__What to work on__: Return every line of the entries below unchanged, character for character.

(Data extracted from a collection)
- - - -
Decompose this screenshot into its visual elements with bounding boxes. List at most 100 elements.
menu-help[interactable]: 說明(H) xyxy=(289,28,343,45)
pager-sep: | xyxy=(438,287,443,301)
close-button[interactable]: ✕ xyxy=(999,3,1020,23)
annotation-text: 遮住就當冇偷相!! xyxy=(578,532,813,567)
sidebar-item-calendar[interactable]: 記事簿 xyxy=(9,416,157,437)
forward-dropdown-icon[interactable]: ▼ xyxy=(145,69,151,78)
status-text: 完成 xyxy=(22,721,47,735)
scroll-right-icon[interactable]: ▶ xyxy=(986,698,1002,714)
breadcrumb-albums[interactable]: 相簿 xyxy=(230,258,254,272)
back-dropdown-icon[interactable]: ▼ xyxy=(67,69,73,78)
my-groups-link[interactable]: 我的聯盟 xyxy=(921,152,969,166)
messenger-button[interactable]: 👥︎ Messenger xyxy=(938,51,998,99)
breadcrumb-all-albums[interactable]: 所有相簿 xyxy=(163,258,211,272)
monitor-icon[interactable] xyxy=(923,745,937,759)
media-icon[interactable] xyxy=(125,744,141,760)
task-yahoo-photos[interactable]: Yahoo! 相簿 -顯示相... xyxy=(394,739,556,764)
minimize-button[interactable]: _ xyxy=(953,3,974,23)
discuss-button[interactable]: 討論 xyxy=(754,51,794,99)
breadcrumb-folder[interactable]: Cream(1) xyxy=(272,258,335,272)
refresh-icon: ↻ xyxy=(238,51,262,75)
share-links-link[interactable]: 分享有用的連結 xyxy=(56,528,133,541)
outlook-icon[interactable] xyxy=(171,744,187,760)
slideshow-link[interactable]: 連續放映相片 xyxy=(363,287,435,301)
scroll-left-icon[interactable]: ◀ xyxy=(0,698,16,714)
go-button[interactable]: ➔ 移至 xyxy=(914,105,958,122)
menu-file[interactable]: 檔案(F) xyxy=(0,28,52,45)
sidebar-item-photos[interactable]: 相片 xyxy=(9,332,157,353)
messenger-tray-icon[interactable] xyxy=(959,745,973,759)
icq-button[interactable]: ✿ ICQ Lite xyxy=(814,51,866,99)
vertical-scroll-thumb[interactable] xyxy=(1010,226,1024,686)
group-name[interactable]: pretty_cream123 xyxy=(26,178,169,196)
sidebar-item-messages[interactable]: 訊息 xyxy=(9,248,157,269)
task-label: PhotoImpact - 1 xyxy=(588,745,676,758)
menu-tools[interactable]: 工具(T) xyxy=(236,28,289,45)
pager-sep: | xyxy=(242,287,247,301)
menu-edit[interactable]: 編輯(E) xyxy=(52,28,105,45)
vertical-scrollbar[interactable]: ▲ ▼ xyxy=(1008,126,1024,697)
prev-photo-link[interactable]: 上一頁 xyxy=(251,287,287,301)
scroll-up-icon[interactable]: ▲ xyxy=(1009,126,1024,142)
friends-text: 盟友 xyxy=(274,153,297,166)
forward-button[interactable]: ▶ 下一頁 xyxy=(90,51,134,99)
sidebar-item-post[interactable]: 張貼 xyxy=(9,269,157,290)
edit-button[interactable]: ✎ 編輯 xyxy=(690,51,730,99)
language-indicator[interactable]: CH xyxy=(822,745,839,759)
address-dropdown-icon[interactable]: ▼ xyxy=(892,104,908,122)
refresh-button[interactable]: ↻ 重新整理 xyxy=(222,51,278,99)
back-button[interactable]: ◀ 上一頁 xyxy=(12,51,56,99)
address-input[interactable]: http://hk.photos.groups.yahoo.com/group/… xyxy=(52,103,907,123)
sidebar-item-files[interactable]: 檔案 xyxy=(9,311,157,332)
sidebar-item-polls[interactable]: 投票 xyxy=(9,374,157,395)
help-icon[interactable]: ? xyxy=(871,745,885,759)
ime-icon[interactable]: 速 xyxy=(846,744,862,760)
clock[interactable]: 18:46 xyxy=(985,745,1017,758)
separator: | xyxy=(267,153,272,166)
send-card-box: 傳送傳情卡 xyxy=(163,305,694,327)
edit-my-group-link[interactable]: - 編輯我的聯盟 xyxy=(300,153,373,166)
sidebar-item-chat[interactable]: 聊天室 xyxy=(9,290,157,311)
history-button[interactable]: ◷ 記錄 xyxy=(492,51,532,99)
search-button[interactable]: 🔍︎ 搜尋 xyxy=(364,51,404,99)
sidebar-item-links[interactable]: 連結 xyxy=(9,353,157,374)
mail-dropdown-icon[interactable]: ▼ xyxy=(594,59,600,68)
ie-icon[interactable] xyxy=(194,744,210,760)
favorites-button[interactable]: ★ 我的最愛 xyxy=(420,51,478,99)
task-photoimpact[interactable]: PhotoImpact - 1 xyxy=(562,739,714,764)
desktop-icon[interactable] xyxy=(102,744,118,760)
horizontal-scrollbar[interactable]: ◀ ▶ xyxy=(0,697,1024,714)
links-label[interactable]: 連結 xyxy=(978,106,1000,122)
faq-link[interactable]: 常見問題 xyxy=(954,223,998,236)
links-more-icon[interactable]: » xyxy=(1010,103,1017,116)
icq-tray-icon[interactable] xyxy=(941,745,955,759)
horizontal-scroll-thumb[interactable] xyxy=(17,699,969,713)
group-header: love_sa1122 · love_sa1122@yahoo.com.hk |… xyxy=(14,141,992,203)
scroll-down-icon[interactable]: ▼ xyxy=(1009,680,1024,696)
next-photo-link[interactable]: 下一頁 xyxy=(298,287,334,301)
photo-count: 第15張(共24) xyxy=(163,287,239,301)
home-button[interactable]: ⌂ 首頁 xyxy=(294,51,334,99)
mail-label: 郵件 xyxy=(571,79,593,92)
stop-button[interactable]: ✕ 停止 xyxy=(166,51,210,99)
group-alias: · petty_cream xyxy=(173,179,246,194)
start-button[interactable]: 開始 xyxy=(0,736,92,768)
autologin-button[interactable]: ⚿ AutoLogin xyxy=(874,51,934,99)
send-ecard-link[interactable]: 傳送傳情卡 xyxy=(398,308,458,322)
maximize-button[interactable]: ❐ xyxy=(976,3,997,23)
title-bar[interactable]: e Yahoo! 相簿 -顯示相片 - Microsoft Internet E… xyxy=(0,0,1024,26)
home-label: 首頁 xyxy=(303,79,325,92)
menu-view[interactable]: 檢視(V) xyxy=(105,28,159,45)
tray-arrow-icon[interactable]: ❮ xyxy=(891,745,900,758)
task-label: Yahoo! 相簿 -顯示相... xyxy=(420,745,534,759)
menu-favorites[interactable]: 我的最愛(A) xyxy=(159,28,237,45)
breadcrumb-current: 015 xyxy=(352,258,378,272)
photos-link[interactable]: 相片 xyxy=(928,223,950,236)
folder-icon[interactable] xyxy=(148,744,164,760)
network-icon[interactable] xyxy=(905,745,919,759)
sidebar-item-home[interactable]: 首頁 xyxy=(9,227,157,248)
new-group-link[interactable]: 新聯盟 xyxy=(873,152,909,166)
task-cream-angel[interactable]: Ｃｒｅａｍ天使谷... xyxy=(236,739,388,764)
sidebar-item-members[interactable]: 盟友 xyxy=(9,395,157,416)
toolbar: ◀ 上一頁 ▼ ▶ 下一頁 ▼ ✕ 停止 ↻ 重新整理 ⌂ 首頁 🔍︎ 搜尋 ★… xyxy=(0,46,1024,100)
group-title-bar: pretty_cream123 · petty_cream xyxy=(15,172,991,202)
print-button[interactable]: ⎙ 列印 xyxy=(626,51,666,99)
- - - -
__Solution below__:
Decompose this screenshot into its visual elements with bounding boxes. List at most 100 elements.
menu-help[interactable]: 說明(H) xyxy=(289,28,343,45)
pager-sep: | xyxy=(438,287,443,301)
close-button[interactable]: ✕ xyxy=(999,3,1020,23)
annotation-text: 遮住就當冇偷相!! xyxy=(578,532,813,567)
sidebar-item-calendar[interactable]: 記事簿 xyxy=(9,416,157,437)
forward-dropdown-icon[interactable]: ▼ xyxy=(145,69,151,78)
status-text: 完成 xyxy=(22,721,47,735)
scroll-right-icon[interactable]: ▶ xyxy=(986,698,1002,714)
breadcrumb-albums[interactable]: 相簿 xyxy=(230,258,254,272)
back-dropdown-icon[interactable]: ▼ xyxy=(67,69,73,78)
my-groups-link[interactable]: 我的聯盟 xyxy=(921,152,969,166)
messenger-button[interactable]: 👥︎ Messenger xyxy=(938,51,998,99)
breadcrumb-all-albums[interactable]: 所有相簿 xyxy=(163,258,211,272)
monitor-icon[interactable] xyxy=(923,745,937,759)
media-icon[interactable] xyxy=(125,744,141,760)
task-yahoo-photos[interactable]: Yahoo! 相簿 -顯示相... xyxy=(394,739,556,764)
minimize-button[interactable]: _ xyxy=(953,3,974,23)
discuss-button[interactable]: 討論 xyxy=(754,51,794,99)
breadcrumb-folder[interactable]: Cream(1) xyxy=(272,258,335,272)
refresh-icon: ↻ xyxy=(238,51,262,75)
share-links-link[interactable]: 分享有用的連結 xyxy=(56,528,133,541)
outlook-icon[interactable] xyxy=(171,744,187,760)
slideshow-link[interactable]: 連續放映相片 xyxy=(363,287,435,301)
scroll-left-icon[interactable]: ◀ xyxy=(0,698,16,714)
go-button[interactable]: ➔ 移至 xyxy=(914,105,958,122)
menu-file[interactable]: 檔案(F) xyxy=(0,28,52,45)
sidebar-item-photos[interactable]: 相片 xyxy=(9,332,157,353)
messenger-tray-icon[interactable] xyxy=(959,745,973,759)
icq-button[interactable]: ✿ ICQ Lite xyxy=(814,51,866,99)
vertical-scroll-thumb[interactable] xyxy=(1010,226,1024,686)
group-name[interactable]: pretty_cream123 xyxy=(26,178,169,196)
sidebar-item-messages[interactable]: 訊息 xyxy=(9,248,157,269)
task-label: PhotoImpact - 1 xyxy=(588,745,676,758)
menu-tools[interactable]: 工具(T) xyxy=(236,28,289,45)
pager-sep: | xyxy=(242,287,247,301)
menu-edit[interactable]: 編輯(E) xyxy=(52,28,105,45)
vertical-scrollbar[interactable]: ▲ ▼ xyxy=(1008,126,1024,697)
prev-photo-link[interactable]: 上一頁 xyxy=(251,287,287,301)
scroll-up-icon[interactable]: ▲ xyxy=(1009,126,1024,142)
friends-text: 盟友 xyxy=(274,153,297,166)
forward-button[interactable]: ▶ 下一頁 xyxy=(90,51,134,99)
sidebar-item-post[interactable]: 張貼 xyxy=(9,269,157,290)
edit-button[interactable]: ✎ 編輯 xyxy=(690,51,730,99)
language-indicator[interactable]: CH xyxy=(822,745,839,759)
address-dropdown-icon[interactable]: ▼ xyxy=(892,104,908,122)
refresh-button[interactable]: ↻ 重新整理 xyxy=(222,51,278,99)
back-button[interactable]: ◀ 上一頁 xyxy=(12,51,56,99)
address-input[interactable]: http://hk.photos.groups.yahoo.com/group/… xyxy=(52,103,907,123)
sidebar-item-files[interactable]: 檔案 xyxy=(9,311,157,332)
sidebar-item-polls[interactable]: 投票 xyxy=(9,374,157,395)
help-icon[interactable]: ? xyxy=(871,745,885,759)
ime-icon[interactable]: 速 xyxy=(846,744,862,760)
clock[interactable]: 18:46 xyxy=(985,745,1017,758)
separator: | xyxy=(267,153,272,166)
send-card-box: 傳送傳情卡 xyxy=(163,305,694,327)
edit-my-group-link[interactable]: - 編輯我的聯盟 xyxy=(300,153,373,166)
sidebar-item-chat[interactable]: 聊天室 xyxy=(9,290,157,311)
history-button[interactable]: ◷ 記錄 xyxy=(492,51,532,99)
search-button[interactable]: 🔍︎ 搜尋 xyxy=(364,51,404,99)
sidebar-item-links[interactable]: 連結 xyxy=(9,353,157,374)
mail-dropdown-icon[interactable]: ▼ xyxy=(594,59,600,68)
ie-icon[interactable] xyxy=(194,744,210,760)
favorites-button[interactable]: ★ 我的最愛 xyxy=(420,51,478,99)
task-photoimpact[interactable]: PhotoImpact - 1 xyxy=(562,739,714,764)
desktop-icon[interactable] xyxy=(102,744,118,760)
horizontal-scrollbar[interactable]: ◀ ▶ xyxy=(0,697,1024,714)
links-label[interactable]: 連結 xyxy=(978,106,1000,122)
faq-link[interactable]: 常見問題 xyxy=(954,223,998,236)
links-more-icon[interactable]: » xyxy=(1010,103,1017,116)
icq-tray-icon[interactable] xyxy=(941,745,955,759)
horizontal-scroll-thumb[interactable] xyxy=(17,699,969,713)
group-header: love_sa1122 · love_sa1122@yahoo.com.hk |… xyxy=(14,141,992,203)
scroll-down-icon[interactable]: ▼ xyxy=(1009,680,1024,696)
next-photo-link[interactable]: 下一頁 xyxy=(298,287,334,301)
photo-count: 第15張(共24) xyxy=(163,287,239,301)
home-button[interactable]: ⌂ 首頁 xyxy=(294,51,334,99)
mail-label: 郵件 xyxy=(571,79,593,92)
stop-button[interactable]: ✕ 停止 xyxy=(166,51,210,99)
group-alias: · petty_cream xyxy=(173,179,246,194)
start-button[interactable]: 開始 xyxy=(0,736,92,768)
autologin-button[interactable]: ⚿ AutoLogin xyxy=(874,51,934,99)
send-ecard-link[interactable]: 傳送傳情卡 xyxy=(398,308,458,322)
maximize-button[interactable]: ❐ xyxy=(976,3,997,23)
title-bar[interactable]: e Yahoo! 相簿 -顯示相片 - Microsoft Internet E… xyxy=(0,0,1024,26)
home-label: 首頁 xyxy=(303,79,325,92)
menu-view[interactable]: 檢視(V) xyxy=(105,28,159,45)
tray-arrow-icon[interactable]: ❮ xyxy=(891,745,900,758)
task-label: Yahoo! 相簿 -顯示相... xyxy=(420,745,534,759)
menu-favorites[interactable]: 我的最愛(A) xyxy=(159,28,237,45)
breadcrumb-current: 015 xyxy=(352,258,378,272)
photos-link[interactable]: 相片 xyxy=(928,223,950,236)
folder-icon[interactable] xyxy=(148,744,164,760)
network-icon[interactable] xyxy=(905,745,919,759)
sidebar-item-home[interactable]: 首頁 xyxy=(9,227,157,248)
new-group-link[interactable]: 新聯盟 xyxy=(873,152,909,166)
task-cream-angel[interactable]: Ｃｒｅａｍ天使谷... xyxy=(236,739,388,764)
sidebar-item-members[interactable]: 盟友 xyxy=(9,395,157,416)
toolbar: ◀ 上一頁 ▼ ▶ 下一頁 ▼ ✕ 停止 ↻ 重新整理 ⌂ 首頁 🔍︎ 搜尋 ★… xyxy=(0,46,1024,100)
group-title-bar: pretty_cream123 · petty_cream xyxy=(15,172,991,202)
print-button[interactable]: ⎙ 列印 xyxy=(626,51,666,99)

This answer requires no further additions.